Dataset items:
——————

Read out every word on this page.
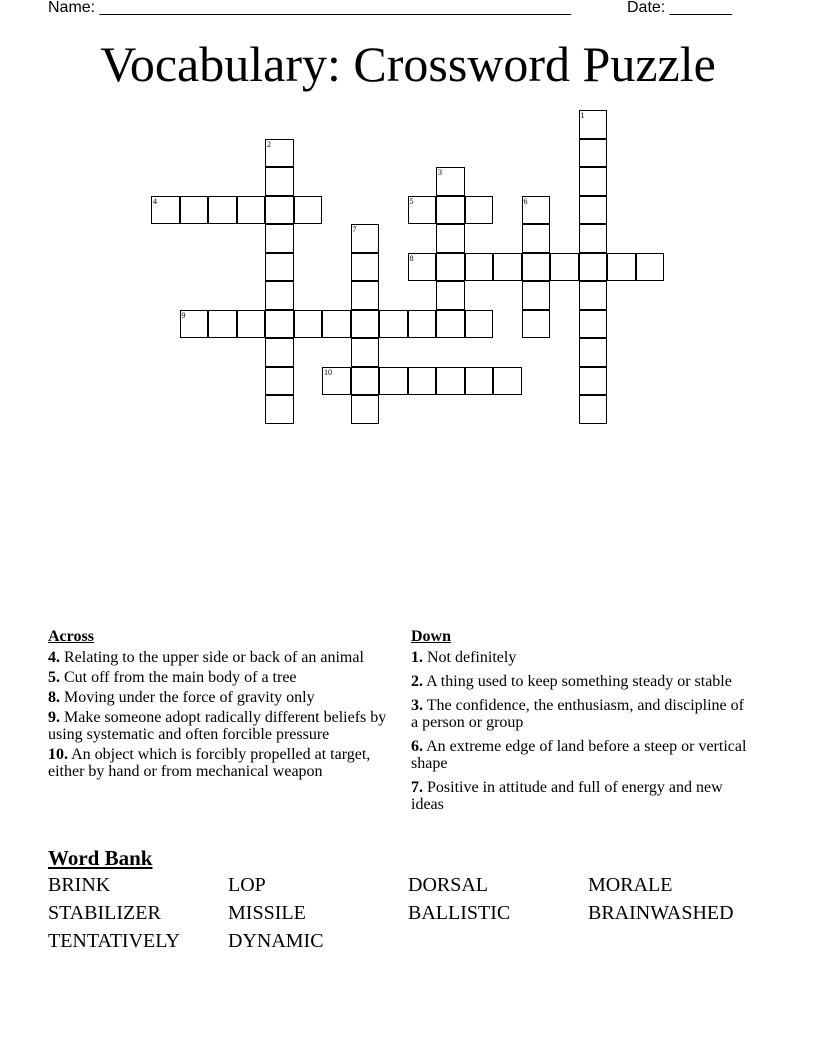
Name: _____________________________________________________	Date: _______
Vocabulary: Crossword Puzzle
1
2
3
4	5	6
7
8
9
10
Across
4. Relating to the upper side or back of an animal
5. Cut off from the main body of a tree
8. Moving under the force of gravity only
9. Make someone adopt radically different beliefs by using systematic and often forcible pressure
10. An object which is forcibly propelled at target, either by hand or from mechanical weapon
Down
1. Not definitely
2. A thing used to keep something steady or stable
3. The confidence, the enthusiasm, and discipline of a person or group
6. An extreme edge of land before a steep or vertical shape
7. Positive in attitude and full of energy and new ideas
Word Bank
BRINK	LOP	DORSAL	MORALE
STABILIZER	MISSILE	BALLISTIC	BRAINWASHED
TENTATIVELY	DYNAMIC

——————

Goal of the exercise: In this exercise, set down all of the data exactly, without the pictures.

Reply:
Read out every word on this page.
Name: _____________________________________________________	Date: _______
Vocabulary: Crossword Puzzle
1
2
3
4	5	6
7
8
9
10
Across
4. Relating to the upper side or back of an animal
5. Cut off from the main body of a tree
8. Moving under the force of gravity only
9. Make someone adopt radically different beliefs by using systematic and often forcible pressure
10. An object which is forcibly propelled at target, either by hand or from mechanical weapon
Down
1. Not definitely
2. A thing used to keep something steady or stable
3. The confidence, the enthusiasm, and discipline of a person or group
6. An extreme edge of land before a steep or vertical shape
7. Positive in attitude and full of energy and new ideas
Word Bank
BRINK	LOP	DORSAL	MORALE
STABILIZER	MISSILE	BALLISTIC	BRAINWASHED
TENTATIVELY	DYNAMIC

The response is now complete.